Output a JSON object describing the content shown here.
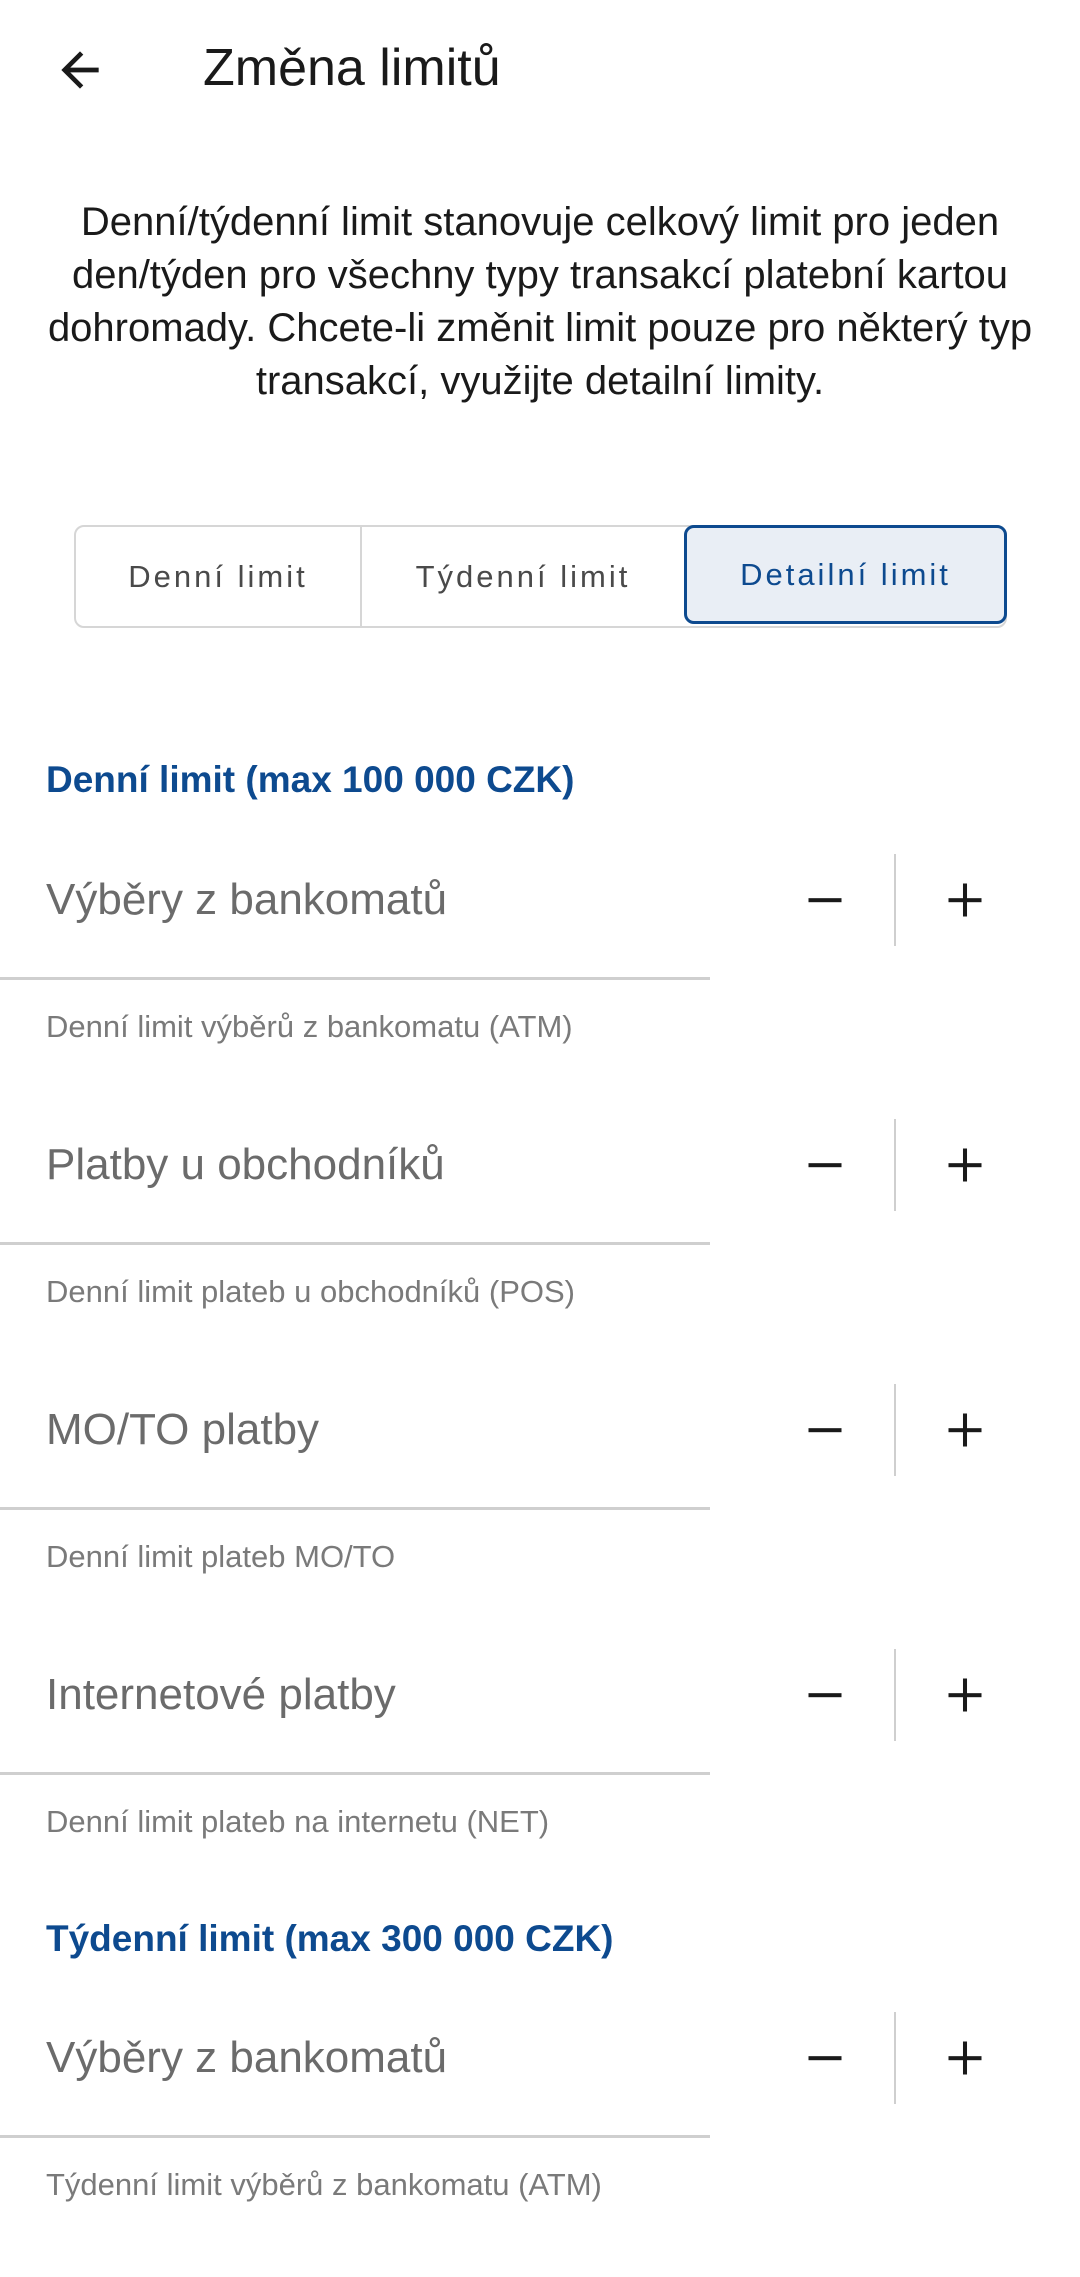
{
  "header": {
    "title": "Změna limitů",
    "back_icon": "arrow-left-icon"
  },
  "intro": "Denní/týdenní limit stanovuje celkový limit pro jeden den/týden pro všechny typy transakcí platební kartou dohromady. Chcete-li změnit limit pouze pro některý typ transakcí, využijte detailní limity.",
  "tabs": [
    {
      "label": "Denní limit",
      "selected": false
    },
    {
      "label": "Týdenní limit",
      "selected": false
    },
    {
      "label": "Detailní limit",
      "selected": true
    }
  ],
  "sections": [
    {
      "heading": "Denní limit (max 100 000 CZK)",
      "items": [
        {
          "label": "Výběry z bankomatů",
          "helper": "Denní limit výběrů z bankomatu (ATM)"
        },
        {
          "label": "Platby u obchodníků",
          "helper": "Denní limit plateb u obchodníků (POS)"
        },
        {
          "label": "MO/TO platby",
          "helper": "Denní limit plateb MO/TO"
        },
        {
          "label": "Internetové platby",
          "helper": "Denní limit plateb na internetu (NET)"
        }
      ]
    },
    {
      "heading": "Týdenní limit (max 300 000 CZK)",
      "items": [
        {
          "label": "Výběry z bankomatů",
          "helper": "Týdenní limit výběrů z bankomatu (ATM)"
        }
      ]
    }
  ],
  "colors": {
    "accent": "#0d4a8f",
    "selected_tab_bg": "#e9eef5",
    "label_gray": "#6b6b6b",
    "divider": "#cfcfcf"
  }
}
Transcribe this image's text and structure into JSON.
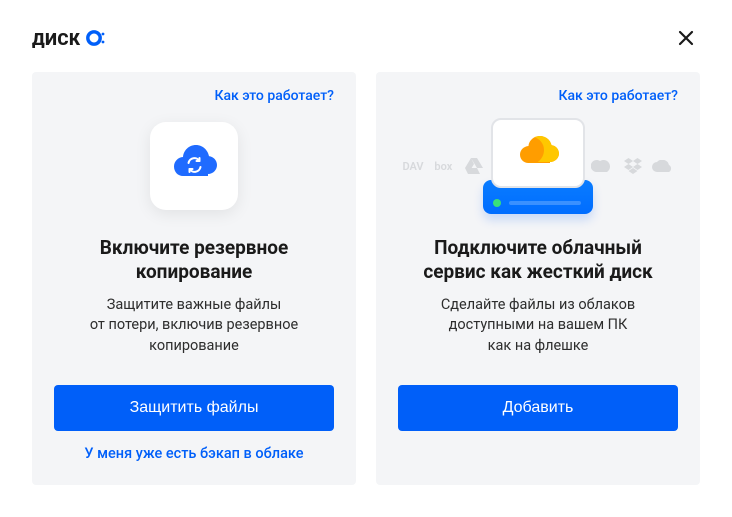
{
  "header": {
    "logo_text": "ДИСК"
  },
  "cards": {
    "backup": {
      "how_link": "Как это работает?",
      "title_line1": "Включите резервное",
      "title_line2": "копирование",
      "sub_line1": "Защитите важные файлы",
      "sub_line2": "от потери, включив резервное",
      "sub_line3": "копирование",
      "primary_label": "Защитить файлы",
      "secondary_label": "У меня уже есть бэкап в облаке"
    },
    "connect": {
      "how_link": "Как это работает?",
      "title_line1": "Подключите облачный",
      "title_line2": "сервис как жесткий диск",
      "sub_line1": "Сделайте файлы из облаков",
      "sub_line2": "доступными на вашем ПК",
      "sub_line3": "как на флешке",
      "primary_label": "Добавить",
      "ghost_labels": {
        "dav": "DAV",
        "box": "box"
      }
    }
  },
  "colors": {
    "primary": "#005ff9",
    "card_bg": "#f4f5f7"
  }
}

---*---

PROBLEM TO SOLVE
Leaving out the pictures, repeat the data above exactly.

REPLY TO THE TASK
Output a JSON object describing the content shown here.
{
  "header": {
    "title": "Změna limitů",
    "back_icon": "arrow-left-icon"
  },
  "intro": "Denní/týdenní limit stanovuje celkový limit pro jeden den/týden pro všechny typy transakcí platební kartou dohromady. Chcete-li změnit limit pouze pro některý typ transakcí, využijte detailní limity.",
  "tabs": [
    {
      "label": "Denní limit",
      "selected": false
    },
    {
      "label": "Týdenní limit",
      "selected": false
    },
    {
      "label": "Detailní limit",
      "selected": true
    }
  ],
  "sections": [
    {
      "heading": "Denní limit (max 100 000 CZK)",
      "items": [
        {
          "label": "Výběry z bankomatů",
          "helper": "Denní limit výběrů z bankomatu (ATM)"
        },
        {
          "label": "Platby u obchodníků",
          "helper": "Denní limit plateb u obchodníků (POS)"
        },
        {
          "label": "MO/TO platby",
          "helper": "Denní limit plateb MO/TO"
        },
        {
          "label": "Internetové platby",
          "helper": "Denní limit plateb na internetu (NET)"
        }
      ]
    },
    {
      "heading": "Týdenní limit (max 300 000 CZK)",
      "items": [
        {
          "label": "Výběry z bankomatů",
          "helper": "Týdenní limit výběrů z bankomatu (ATM)"
        }
      ]
    }
  ],
  "colors": {
    "accent": "#0d4a8f",
    "selected_tab_bg": "#e9eef5",
    "label_gray": "#6b6b6b",
    "divider": "#cfcfcf"
  }
}
Transcribe this image's text and structure into JSON.
{
  "header": {
    "logo_text": "ДИСК"
  },
  "cards": {
    "backup": {
      "how_link": "Как это работает?",
      "title_line1": "Включите резервное",
      "title_line2": "копирование",
      "sub_line1": "Защитите важные файлы",
      "sub_line2": "от потери, включив резервное",
      "sub_line3": "копирование",
      "primary_label": "Защитить файлы",
      "secondary_label": "У меня уже есть бэкап в облаке"
    },
    "connect": {
      "how_link": "Как это работает?",
      "title_line1": "Подключите облачный",
      "title_line2": "сервис как жесткий диск",
      "sub_line1": "Сделайте файлы из облаков",
      "sub_line2": "доступными на вашем ПК",
      "sub_line3": "как на флешке",
      "primary_label": "Добавить",
      "ghost_labels": {
        "dav": "DAV",
        "box": "box"
      }
    }
  },
  "colors": {
    "primary": "#005ff9",
    "card_bg": "#f4f5f7"
  }
}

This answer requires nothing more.